*Aim*:
Using the data below, copy every line that contains the word "Photos".

══════════════════════════════

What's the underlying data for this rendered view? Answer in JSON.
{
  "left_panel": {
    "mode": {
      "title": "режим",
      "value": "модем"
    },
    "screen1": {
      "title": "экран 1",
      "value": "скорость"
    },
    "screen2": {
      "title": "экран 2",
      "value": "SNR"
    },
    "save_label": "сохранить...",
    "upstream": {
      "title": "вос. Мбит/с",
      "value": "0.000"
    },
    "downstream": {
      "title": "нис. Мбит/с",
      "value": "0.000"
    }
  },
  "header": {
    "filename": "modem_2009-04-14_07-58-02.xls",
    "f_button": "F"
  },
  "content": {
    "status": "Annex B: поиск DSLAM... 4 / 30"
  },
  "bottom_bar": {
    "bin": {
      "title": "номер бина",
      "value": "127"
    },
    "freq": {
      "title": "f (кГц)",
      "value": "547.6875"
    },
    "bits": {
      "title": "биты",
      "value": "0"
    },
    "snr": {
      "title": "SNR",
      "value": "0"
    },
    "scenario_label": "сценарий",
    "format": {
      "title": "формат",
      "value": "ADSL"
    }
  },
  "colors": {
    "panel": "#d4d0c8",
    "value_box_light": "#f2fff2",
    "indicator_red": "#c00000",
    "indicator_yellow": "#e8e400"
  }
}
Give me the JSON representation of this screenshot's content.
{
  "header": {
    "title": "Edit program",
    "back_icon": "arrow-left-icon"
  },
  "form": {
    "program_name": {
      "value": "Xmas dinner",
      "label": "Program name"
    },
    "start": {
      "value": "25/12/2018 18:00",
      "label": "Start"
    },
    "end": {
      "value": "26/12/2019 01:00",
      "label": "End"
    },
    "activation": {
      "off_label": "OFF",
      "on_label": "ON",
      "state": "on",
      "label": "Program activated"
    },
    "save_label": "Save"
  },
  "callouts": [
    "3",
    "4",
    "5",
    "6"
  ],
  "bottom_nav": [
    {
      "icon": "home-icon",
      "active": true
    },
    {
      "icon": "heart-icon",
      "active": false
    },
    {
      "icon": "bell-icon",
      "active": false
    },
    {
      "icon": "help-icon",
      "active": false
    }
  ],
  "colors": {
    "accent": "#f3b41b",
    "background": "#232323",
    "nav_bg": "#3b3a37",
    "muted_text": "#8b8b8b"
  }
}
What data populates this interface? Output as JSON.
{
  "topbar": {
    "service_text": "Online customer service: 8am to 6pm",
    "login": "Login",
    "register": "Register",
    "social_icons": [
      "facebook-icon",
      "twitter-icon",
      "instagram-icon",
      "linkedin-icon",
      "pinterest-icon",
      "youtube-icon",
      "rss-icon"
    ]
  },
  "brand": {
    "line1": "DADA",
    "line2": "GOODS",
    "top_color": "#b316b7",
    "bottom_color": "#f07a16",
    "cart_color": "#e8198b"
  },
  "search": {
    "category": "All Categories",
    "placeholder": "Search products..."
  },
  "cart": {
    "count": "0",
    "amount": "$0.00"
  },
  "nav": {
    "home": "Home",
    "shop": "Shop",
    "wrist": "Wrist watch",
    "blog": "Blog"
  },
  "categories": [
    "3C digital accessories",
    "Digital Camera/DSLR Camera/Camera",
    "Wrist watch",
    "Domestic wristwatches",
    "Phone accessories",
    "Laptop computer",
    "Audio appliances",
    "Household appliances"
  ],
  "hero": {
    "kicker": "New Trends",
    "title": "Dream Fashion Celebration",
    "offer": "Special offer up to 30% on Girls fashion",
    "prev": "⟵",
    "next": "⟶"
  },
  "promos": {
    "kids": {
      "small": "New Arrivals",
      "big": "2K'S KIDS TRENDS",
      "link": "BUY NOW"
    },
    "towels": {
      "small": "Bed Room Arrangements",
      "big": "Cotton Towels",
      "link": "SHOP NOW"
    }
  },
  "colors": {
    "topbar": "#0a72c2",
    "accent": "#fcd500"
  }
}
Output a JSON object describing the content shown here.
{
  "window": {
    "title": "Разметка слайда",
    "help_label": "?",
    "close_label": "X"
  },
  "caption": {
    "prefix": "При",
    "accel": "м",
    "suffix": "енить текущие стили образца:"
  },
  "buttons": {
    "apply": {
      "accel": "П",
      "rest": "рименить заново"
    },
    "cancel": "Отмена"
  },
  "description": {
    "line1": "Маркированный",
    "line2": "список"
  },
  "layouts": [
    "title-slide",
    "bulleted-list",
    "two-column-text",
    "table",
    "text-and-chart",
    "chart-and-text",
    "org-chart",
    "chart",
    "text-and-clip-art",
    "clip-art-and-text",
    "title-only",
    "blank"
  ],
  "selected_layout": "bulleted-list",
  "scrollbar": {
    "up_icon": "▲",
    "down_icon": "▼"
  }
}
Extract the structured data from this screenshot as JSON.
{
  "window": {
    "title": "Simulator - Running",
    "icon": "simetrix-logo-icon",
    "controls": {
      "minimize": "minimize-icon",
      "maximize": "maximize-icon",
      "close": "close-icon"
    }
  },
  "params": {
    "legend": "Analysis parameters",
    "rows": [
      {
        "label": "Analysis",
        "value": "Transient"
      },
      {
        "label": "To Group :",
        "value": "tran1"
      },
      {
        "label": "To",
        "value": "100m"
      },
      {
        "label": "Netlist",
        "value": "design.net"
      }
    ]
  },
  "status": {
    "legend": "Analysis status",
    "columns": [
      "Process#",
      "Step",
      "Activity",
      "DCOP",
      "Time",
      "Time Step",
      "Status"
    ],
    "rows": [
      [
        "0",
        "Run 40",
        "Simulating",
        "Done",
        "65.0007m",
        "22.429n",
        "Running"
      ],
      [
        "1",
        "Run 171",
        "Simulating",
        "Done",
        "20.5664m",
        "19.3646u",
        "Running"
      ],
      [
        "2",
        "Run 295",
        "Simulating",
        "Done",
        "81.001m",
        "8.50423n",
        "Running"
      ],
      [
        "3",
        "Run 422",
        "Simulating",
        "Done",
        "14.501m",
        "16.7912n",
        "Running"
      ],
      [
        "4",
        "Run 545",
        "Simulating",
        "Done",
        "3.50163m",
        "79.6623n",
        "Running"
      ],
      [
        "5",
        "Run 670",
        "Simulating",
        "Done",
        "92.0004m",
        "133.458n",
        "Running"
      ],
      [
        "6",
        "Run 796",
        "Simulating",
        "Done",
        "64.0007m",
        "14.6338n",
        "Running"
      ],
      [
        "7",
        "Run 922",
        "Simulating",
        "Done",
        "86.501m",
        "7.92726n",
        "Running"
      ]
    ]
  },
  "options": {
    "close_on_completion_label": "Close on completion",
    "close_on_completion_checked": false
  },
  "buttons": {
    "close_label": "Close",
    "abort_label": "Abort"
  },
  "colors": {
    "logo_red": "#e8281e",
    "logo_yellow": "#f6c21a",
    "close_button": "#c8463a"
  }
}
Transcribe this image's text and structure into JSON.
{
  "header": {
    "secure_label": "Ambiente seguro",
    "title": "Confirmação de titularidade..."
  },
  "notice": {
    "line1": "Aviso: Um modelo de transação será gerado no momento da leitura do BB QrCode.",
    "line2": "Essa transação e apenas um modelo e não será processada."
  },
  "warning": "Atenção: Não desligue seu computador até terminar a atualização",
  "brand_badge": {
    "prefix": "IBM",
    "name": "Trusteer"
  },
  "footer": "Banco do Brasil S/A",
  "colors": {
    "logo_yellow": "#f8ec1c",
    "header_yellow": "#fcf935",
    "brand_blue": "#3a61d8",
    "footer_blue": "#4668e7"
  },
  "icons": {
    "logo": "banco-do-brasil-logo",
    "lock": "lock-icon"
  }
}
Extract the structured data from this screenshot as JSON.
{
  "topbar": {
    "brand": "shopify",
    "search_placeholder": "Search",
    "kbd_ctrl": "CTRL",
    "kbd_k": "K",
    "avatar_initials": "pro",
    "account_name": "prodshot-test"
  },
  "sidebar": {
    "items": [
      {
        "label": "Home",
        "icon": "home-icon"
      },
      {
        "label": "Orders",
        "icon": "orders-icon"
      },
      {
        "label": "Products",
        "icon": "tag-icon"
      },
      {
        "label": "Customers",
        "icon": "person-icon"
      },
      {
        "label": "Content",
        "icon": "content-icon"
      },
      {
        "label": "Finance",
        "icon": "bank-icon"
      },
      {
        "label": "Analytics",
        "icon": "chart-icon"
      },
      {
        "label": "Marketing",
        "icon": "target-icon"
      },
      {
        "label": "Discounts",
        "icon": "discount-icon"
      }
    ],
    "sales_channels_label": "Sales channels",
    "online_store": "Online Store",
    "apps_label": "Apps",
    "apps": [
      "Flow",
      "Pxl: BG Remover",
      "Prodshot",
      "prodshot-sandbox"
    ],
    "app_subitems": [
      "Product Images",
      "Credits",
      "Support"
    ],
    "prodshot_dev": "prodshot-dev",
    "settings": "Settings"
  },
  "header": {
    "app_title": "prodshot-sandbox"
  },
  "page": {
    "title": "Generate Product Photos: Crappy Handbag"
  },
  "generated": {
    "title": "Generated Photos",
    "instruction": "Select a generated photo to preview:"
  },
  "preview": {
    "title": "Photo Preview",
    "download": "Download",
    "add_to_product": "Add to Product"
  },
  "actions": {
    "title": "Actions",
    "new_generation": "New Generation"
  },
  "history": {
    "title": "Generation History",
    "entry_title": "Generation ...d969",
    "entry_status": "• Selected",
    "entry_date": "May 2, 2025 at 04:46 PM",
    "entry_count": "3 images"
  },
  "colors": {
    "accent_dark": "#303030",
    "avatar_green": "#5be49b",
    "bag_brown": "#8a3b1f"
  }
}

══════════════════════════════

*Written solution*:
    "title": "Generate Product Photos: Crappy Handbag"
    "title": "Generated Photos",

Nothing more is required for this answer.